U.S. law and state law allow victims of deliberate lies and fabrications denigrating their character to sue for damages.
One of the extraordinary features of the last three years of Trump apparently defaming countless individuals, including witnesses in impeachment and criminal investigations, is that the victims of these apparently deliberate acts of false accusation have not sued the President or his Republican apologists–who are apparent co-conspirators in a massive cover-up–for damages to which, under the law, they would appear to be entitled.
What is the explanation for this inaction?
First, lawyers are expensive, and it is costly to sue or to defend against lawsuits. It is likely to be particularly expensive to sue the President and his apparent co-conspirators in the Republican Party. Undoubtedly, many victims have viewed the prospect of suing the president of the United States and his stalwart defenders with considerable trepidation, particularly in view of what appears to be the President’s willingness to subordinate the powers and institutions of the federal government to his private ends.
The second possible explanation may involve an unclear understanding of the law of defamation and what precisely is constitutionally-protected free speech. In the landmark case of New York Times v. Sullivan, the Supreme Court held that when the object of the alleged defamation is a “public figure”, actual malice must be shown to find the author of the speech liable for defamation. Negligent ignorance of the truth is not sufficient.
New York Times Co. v. Sullivan, 376 U.S. 254 (1964), was a landmark decision of the U.S. Supreme Court in which the Court ruled that the freedom of speech protections in the First Amendment to the U.S. Constitution restrict the ability of American public officials to sue for defamation. Specifically, it held that if a plaintiff in a defamation lawsuit is a public official or person running for public office, not only must he or she prove the normal elements of defamation—publication of a false defamatory statement to a third party—he or she must also prove that the statement was made with “actual malice”, meaning that the defendant either knew the statement was false or recklessly disregarded whether or not it was true.
The decision confers no immunity on a “public figure” who commits defamation, however, except and to the extent the object of the offensive speech is himself or herself a “public figure” as that term has come to be defined in the Constitutional law of defamation.
To stop or slow the avalanche of lies and defamatory statements aimed at critics or opponents of Trump, or simply witnesses in impeachment or criminal proceedings, some major donor(s) should put together a fund which would be used to defray the legal expenses of individuals maligned by Trump and his apparent cover-up co-conspirators.
This will not protect victims from all otherwise defamatory speech, because the Constitution establishes absolute immunity for statements made by Congressmen and Senators on the floors of their respective chambers. They would therefore not be liable for statements made in Congress. However, they would be liable for any defamatory statements made elsewhere, e.g., on television.
Democrats or other critics of Trump, or merely simple victims of defamatory statements made by the President and his Republican apologists–apparent co-conspirators in a massive cover-up–should immediately work to set up such an Anti-Defamation Fund. This fund would then be used to cover the legal expenses of victims of defamatory statements who decide to sue their detractors, or who are themselves sued for defamation.
The law of defamation has been the traditional way individuals protected their reputations from false accusations. In an era in which Republicans seem to routinely smear opponents of those viewed as hostile to the president, it is time to once again leverage the law of defamation in defense of the truth.

◆ Data excerpts ◆
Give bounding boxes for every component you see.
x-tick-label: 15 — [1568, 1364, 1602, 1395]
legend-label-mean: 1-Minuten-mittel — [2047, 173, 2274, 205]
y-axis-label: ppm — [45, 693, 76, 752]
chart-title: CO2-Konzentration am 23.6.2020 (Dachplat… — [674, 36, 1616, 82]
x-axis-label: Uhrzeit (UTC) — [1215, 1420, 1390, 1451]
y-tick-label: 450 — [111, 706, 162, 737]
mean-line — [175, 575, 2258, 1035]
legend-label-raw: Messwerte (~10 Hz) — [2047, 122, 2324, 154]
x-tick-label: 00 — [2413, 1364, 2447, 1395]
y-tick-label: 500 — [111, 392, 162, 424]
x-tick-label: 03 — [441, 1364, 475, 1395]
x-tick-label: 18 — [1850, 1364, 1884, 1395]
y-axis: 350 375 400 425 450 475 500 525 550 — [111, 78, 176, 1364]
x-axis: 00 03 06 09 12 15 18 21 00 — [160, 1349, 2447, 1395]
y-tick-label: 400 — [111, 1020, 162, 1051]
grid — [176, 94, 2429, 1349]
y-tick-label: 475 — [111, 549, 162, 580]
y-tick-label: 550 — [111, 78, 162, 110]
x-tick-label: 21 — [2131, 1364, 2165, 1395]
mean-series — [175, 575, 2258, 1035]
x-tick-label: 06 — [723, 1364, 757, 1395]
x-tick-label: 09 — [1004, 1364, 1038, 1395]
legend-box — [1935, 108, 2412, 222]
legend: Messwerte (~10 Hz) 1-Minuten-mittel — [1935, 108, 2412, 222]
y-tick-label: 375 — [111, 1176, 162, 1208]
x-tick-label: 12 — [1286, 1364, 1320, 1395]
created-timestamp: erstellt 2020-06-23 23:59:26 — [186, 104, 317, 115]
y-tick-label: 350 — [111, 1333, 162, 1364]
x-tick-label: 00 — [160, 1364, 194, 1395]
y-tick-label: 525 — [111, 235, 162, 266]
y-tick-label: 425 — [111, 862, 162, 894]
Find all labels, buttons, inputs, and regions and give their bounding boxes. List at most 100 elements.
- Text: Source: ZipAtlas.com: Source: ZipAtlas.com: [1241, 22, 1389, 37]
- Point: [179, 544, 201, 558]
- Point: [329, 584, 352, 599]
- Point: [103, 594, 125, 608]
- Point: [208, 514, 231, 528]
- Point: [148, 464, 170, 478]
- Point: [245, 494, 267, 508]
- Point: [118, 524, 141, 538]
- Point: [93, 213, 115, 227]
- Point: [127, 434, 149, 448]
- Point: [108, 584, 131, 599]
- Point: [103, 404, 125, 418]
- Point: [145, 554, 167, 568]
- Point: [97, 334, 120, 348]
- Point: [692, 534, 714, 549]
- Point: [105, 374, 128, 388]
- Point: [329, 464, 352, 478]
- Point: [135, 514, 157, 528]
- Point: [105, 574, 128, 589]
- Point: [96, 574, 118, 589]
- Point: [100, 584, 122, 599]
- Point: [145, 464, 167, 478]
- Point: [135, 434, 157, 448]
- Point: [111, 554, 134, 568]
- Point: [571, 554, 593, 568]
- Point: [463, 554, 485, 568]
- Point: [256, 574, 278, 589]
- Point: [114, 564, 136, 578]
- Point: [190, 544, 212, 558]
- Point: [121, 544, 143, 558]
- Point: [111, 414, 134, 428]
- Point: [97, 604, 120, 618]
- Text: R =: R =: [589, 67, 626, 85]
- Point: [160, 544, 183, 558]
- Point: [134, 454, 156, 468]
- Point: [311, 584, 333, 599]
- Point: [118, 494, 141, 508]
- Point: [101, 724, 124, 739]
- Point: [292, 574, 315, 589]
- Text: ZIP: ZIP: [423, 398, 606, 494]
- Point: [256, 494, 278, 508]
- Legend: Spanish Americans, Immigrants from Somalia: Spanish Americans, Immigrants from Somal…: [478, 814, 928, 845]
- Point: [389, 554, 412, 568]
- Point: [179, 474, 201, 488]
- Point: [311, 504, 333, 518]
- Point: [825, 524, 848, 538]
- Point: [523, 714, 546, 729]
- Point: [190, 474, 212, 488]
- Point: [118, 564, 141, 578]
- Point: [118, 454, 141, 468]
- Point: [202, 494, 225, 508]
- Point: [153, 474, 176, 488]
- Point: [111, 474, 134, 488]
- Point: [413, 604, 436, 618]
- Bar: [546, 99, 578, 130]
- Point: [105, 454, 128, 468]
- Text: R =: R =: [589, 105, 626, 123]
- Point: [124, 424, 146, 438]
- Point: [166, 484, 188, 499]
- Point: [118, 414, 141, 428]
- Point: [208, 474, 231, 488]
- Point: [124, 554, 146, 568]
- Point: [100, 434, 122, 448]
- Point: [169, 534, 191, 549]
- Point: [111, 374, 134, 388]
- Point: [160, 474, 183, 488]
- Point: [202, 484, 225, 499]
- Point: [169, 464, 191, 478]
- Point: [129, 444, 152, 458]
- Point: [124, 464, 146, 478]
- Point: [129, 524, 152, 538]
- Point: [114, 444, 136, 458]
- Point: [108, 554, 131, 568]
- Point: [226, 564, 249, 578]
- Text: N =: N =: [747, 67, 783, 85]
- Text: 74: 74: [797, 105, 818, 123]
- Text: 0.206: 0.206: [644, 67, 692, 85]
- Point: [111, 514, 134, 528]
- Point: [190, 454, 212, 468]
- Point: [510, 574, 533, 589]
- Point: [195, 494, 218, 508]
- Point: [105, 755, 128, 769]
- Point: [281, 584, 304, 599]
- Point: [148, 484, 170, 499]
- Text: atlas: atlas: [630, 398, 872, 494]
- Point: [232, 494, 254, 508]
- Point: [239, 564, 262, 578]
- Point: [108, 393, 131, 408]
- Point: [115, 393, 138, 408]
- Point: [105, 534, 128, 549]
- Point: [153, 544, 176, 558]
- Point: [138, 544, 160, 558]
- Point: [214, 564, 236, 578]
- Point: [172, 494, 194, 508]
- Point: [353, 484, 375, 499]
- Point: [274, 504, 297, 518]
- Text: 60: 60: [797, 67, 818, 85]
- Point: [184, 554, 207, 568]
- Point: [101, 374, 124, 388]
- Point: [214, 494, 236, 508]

◆ Work instruction 1 ◆
Reproduce the defamation article from "New York Times Co." up to and including "it was true.".
◆ Work instruction 2 ◆
Answer these questions using the defamation article:
(a) In what year was New York Times Co. v. Sullivan decided?
(b) What does the article say some major donors should put together?
(c) Where does the Constitution give Congressmen and Senators absolute immunity for their statements?

◆ Expected output 1 ◆
New York Times Co. v. Sullivan, 376 U.S. 254 (1964), was a landmark decision of the U.S. Supreme Court in which the Court ruled that the freedom of speech protections in the First Amendment to the U.S. Constitution restrict the ability of American public officials to sue for defamation. Specifically, it held that if a plaintiff in a defamation lawsuit is a public official or person running for public office, not only must he or she prove the normal elements of defamation—publication of a false defamatory statement to a third party—he or she must also prove that the statement was made with “actual malice”, meaning that the defendant either knew the statement was false or recklessly disregarded whether or not it was true.

◆ Expected output 2 ◆
(a) 1964.
(b) A fund to defray the legal expenses of individuals maligned by Trump and his apparent cover-up co-conspirators.
(c) On the floors of their respective chambers.